### DATASET RECORDS
####

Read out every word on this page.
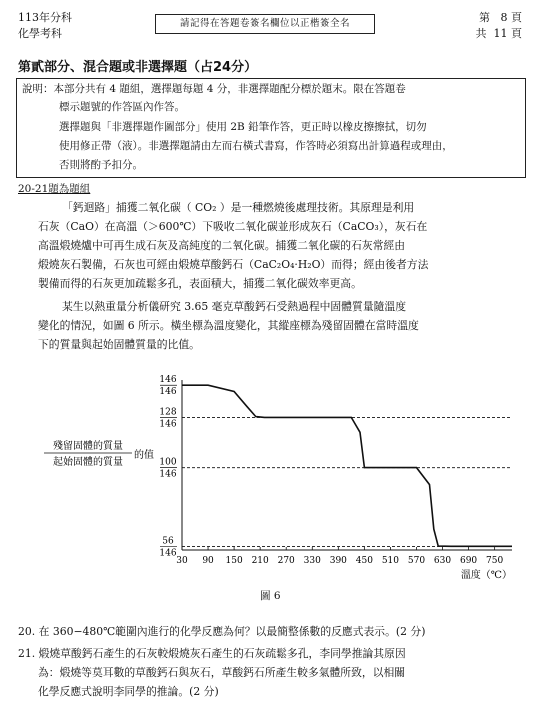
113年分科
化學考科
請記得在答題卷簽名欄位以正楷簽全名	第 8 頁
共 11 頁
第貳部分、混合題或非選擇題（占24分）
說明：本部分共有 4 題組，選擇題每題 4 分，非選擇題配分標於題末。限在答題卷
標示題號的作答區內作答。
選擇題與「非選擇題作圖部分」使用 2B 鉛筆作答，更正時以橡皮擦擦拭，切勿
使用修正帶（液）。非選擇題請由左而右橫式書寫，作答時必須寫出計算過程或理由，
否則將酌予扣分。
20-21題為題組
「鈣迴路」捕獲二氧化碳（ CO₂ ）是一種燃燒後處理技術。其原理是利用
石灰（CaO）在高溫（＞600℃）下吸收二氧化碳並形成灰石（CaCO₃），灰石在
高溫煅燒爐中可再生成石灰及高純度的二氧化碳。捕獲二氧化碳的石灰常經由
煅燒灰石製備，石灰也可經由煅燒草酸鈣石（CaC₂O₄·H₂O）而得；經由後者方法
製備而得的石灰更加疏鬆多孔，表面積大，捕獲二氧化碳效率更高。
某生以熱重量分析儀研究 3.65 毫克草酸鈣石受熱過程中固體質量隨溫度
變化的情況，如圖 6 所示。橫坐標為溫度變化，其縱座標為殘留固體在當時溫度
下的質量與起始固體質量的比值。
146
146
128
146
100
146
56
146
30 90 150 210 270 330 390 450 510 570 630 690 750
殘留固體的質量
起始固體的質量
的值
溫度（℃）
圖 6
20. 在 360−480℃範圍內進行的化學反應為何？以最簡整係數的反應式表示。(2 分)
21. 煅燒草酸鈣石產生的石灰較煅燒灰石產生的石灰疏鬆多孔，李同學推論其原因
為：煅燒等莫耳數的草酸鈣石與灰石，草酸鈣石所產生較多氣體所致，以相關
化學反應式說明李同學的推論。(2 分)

####

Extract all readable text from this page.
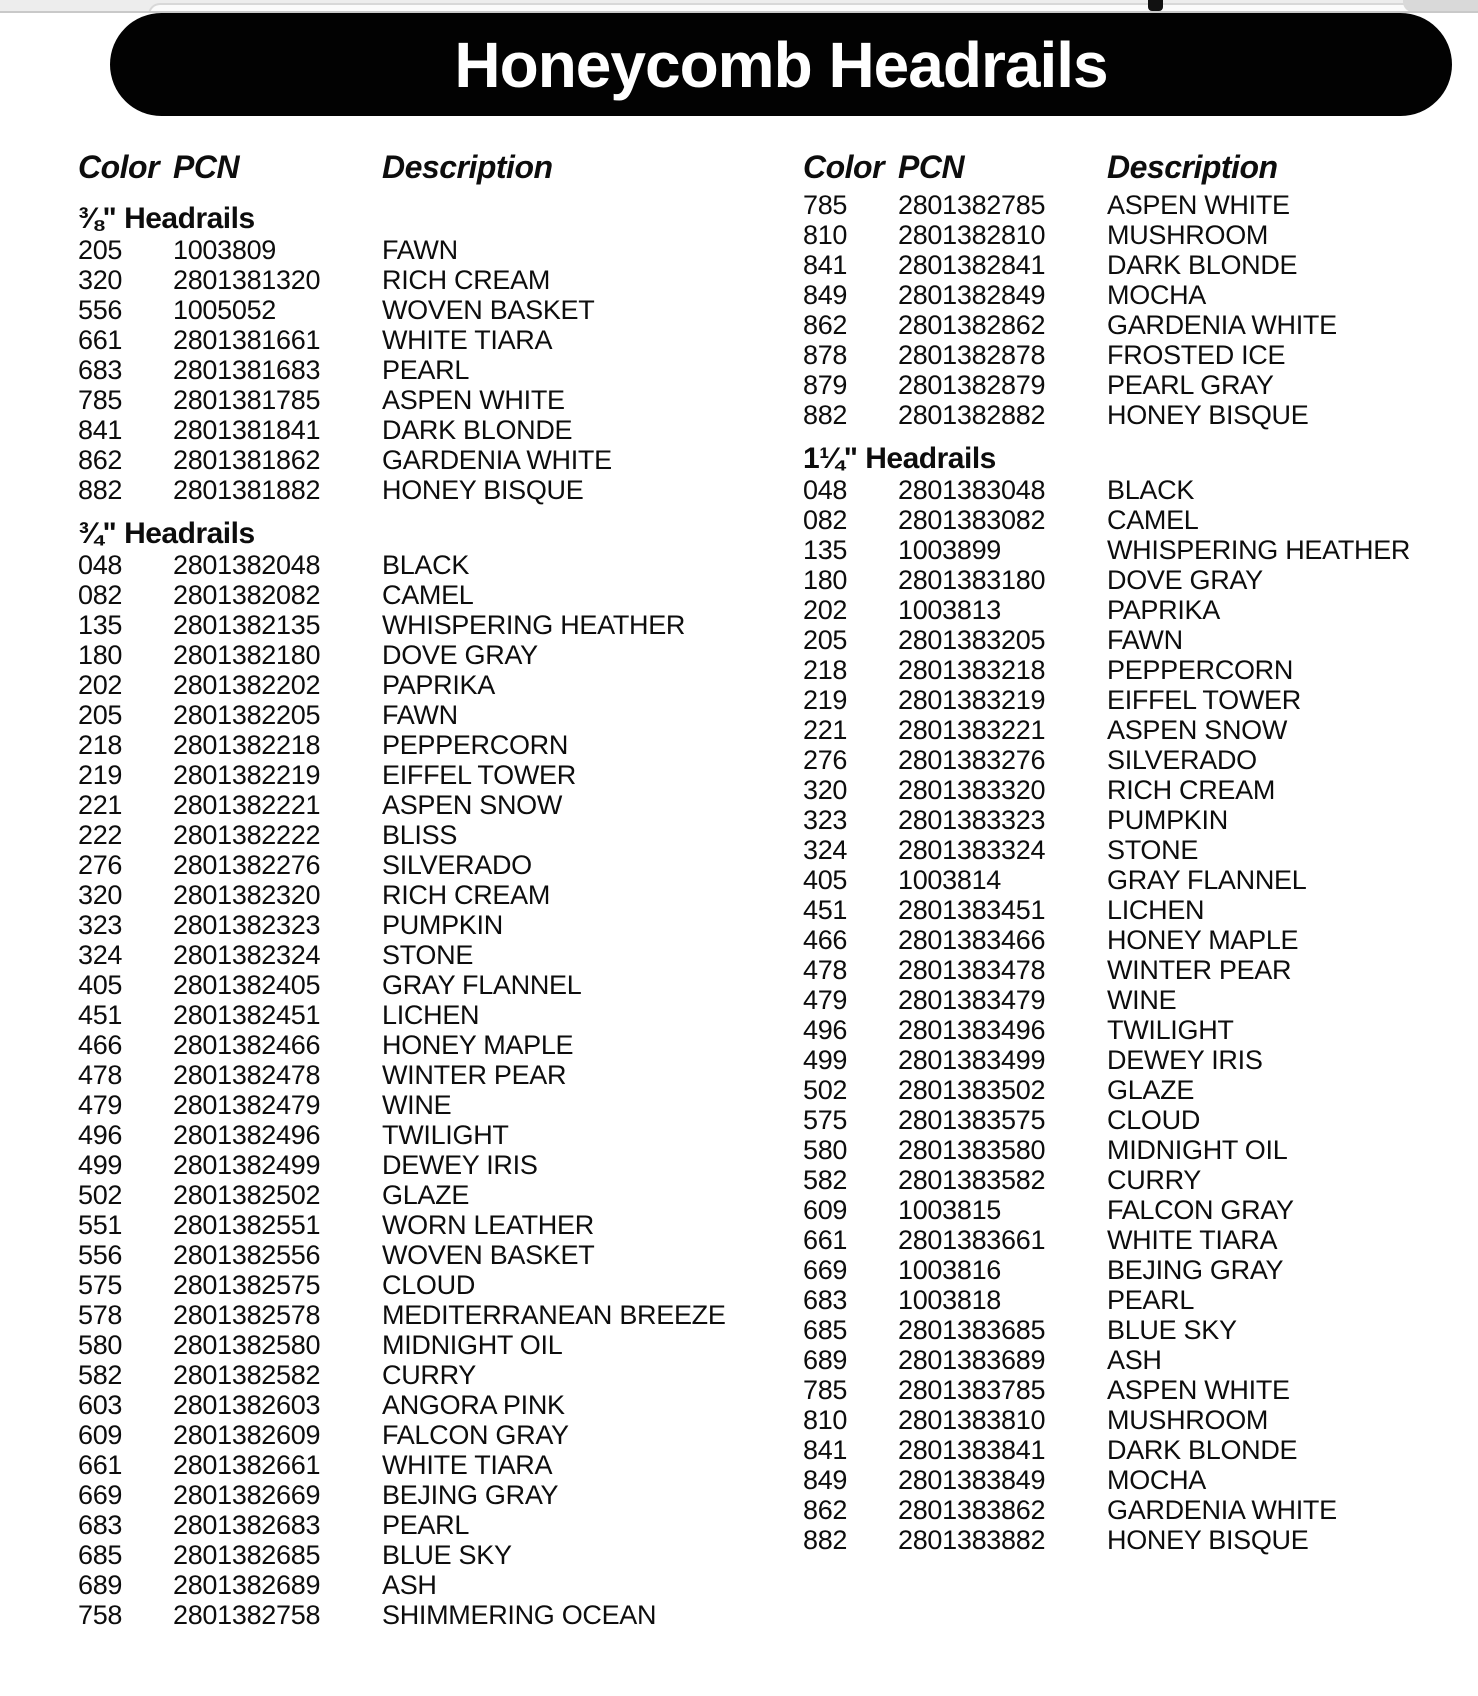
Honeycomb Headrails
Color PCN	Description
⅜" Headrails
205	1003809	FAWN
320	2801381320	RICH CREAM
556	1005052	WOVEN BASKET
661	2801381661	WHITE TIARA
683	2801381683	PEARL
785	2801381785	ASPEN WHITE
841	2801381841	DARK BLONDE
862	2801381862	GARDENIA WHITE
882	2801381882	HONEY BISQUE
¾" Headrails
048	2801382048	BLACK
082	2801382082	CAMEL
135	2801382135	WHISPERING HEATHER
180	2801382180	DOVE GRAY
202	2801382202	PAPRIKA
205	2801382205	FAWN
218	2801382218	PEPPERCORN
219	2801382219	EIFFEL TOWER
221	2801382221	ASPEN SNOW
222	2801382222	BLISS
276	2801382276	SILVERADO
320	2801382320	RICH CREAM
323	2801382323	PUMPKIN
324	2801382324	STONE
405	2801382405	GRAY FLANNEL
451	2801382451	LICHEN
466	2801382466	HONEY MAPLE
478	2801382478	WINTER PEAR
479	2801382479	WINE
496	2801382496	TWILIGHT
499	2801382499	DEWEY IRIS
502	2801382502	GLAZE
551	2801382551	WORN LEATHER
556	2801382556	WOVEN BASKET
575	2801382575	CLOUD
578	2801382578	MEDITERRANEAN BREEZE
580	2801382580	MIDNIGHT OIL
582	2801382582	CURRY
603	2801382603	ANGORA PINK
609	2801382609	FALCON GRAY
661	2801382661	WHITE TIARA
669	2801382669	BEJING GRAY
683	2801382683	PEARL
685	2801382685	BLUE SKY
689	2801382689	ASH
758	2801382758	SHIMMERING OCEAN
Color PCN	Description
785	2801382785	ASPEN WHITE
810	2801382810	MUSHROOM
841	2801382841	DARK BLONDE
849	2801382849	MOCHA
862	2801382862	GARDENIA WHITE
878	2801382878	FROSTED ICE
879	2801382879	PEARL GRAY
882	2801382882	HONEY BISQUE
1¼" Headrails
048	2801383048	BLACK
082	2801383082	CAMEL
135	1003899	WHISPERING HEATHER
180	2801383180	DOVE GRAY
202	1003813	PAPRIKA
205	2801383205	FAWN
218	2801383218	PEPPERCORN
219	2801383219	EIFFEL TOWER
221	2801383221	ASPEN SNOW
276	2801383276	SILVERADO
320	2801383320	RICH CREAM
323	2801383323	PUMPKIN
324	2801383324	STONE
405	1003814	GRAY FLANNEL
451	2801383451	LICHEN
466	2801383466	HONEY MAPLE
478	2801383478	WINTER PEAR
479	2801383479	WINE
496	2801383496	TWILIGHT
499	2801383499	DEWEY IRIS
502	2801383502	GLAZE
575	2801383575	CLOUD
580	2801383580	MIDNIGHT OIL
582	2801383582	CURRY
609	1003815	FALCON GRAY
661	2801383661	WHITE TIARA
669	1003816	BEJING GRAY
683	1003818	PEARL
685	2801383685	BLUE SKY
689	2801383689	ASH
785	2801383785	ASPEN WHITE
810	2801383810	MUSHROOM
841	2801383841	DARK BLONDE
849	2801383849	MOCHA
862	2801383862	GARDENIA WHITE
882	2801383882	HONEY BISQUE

####

Go over the data above and copy every line that has the word "WINTER" in it.

### SOLVED EXERCISE
478	2801382478	WINTER PEAR
478	2801383478	WINTER PEAR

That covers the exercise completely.